*What to do*.
Transcribe the material below exactly as it appears.

*The data*.
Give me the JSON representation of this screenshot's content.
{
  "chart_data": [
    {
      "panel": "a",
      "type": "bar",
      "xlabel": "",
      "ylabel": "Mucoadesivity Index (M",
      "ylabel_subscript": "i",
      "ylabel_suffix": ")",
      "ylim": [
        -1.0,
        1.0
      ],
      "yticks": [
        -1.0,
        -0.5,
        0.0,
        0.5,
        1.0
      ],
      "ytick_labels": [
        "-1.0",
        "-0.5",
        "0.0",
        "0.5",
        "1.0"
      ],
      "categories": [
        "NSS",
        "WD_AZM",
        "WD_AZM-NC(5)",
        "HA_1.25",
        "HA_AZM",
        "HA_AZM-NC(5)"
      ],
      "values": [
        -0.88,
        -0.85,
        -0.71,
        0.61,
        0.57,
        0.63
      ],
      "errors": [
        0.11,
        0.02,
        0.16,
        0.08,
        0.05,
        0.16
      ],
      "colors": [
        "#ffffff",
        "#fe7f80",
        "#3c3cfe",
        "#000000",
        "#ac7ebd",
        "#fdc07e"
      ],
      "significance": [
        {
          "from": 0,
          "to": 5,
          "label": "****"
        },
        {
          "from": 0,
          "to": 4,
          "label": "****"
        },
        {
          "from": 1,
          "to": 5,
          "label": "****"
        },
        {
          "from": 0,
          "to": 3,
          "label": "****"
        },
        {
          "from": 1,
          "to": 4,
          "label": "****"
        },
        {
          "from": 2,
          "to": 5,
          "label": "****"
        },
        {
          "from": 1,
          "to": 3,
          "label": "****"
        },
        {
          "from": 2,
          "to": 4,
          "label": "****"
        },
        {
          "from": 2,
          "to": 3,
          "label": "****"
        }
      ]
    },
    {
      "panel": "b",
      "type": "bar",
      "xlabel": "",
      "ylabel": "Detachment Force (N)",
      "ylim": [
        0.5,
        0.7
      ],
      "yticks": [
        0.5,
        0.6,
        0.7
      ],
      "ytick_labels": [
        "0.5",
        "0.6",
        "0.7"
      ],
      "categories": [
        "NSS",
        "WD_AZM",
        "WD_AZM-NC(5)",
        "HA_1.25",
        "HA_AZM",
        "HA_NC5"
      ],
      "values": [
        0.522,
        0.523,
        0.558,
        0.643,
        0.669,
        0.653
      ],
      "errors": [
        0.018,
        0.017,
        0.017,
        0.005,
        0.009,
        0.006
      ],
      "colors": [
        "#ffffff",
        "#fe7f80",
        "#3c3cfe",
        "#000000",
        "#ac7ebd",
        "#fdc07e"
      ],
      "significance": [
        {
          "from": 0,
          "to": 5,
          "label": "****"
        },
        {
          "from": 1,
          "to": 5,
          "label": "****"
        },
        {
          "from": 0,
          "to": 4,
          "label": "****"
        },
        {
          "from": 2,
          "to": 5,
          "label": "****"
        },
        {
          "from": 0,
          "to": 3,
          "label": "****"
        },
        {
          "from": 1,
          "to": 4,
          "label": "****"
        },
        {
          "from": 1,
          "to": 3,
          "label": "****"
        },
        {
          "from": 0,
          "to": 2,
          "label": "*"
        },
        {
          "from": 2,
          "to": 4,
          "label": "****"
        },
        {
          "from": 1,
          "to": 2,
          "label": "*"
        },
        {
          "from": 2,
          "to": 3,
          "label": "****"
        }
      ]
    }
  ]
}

*Response to the task*.
Give me the JSON representation of this screenshot's content.
{
  "chart_data": [
    {
      "panel": "a",
      "type": "bar",
      "xlabel": "",
      "ylabel": "Mucoadesivity Index (M",
      "ylabel_subscript": "i",
      "ylabel_suffix": ")",
      "ylim": [
        -1.0,
        1.0
      ],
      "yticks": [
        -1.0,
        -0.5,
        0.0,
        0.5,
        1.0
      ],
      "ytick_labels": [
        "-1.0",
        "-0.5",
        "0.0",
        "0.5",
        "1.0"
      ],
      "categories": [
        "NSS",
        "WD_AZM",
        "WD_AZM-NC(5)",
        "HA_1.25",
        "HA_AZM",
        "HA_AZM-NC(5)"
      ],
      "values": [
        -0.88,
        -0.85,
        -0.71,
        0.61,
        0.57,
        0.63
      ],
      "errors": [
        0.11,
        0.02,
        0.16,
        0.08,
        0.05,
        0.16
      ],
      "colors": [
        "#ffffff",
        "#fe7f80",
        "#3c3cfe",
        "#000000",
        "#ac7ebd",
        "#fdc07e"
      ],
      "significance": [
        {
          "from": 0,
          "to": 5,
          "label": "****"
        },
        {
          "from": 0,
          "to": 4,
          "label": "****"
        },
        {
          "from": 1,
          "to": 5,
          "label": "****"
        },
        {
          "from": 0,
          "to": 3,
          "label": "****"
        },
        {
          "from": 1,
          "to": 4,
          "label": "****"
        },
        {
          "from": 2,
          "to": 5,
          "label": "****"
        },
        {
          "from": 1,
          "to": 3,
          "label": "****"
        },
        {
          "from": 2,
          "to": 4,
          "label": "****"
        },
        {
          "from": 2,
          "to": 3,
          "label": "****"
        }
      ]
    },
    {
      "panel": "b",
      "type": "bar",
      "xlabel": "",
      "ylabel": "Detachment Force (N)",
      "ylim": [
        0.5,
        0.7
      ],
      "yticks": [
        0.5,
        0.6,
        0.7
      ],
      "ytick_labels": [
        "0.5",
        "0.6",
        "0.7"
      ],
      "categories": [
        "NSS",
        "WD_AZM",
        "WD_AZM-NC(5)",
        "HA_1.25",
        "HA_AZM",
        "HA_NC5"
      ],
      "values": [
        0.522,
        0.523,
        0.558,
        0.643,
        0.669,
        0.653
      ],
      "errors": [
        0.018,
        0.017,
        0.017,
        0.005,
        0.009,
        0.006
      ],
      "colors": [
        "#ffffff",
        "#fe7f80",
        "#3c3cfe",
        "#000000",
        "#ac7ebd",
        "#fdc07e"
      ],
      "significance": [
        {
          "from": 0,
          "to": 5,
          "label": "****"
        },
        {
          "from": 1,
          "to": 5,
          "label": "****"
        },
        {
          "from": 0,
          "to": 4,
          "label": "****"
        },
        {
          "from": 2,
          "to": 5,
          "label": "****"
        },
        {
          "from": 0,
          "to": 3,
          "label": "****"
        },
        {
          "from": 1,
          "to": 4,
          "label": "****"
        },
        {
          "from": 1,
          "to": 3,
          "label": "****"
        },
        {
          "from": 0,
          "to": 2,
          "label": "*"
        },
        {
          "from": 2,
          "to": 4,
          "label": "****"
        },
        {
          "from": 1,
          "to": 2,
          "label": "*"
        },
        {
          "from": 2,
          "to": 3,
          "label": "****"
        }
      ]
    }
  ]
}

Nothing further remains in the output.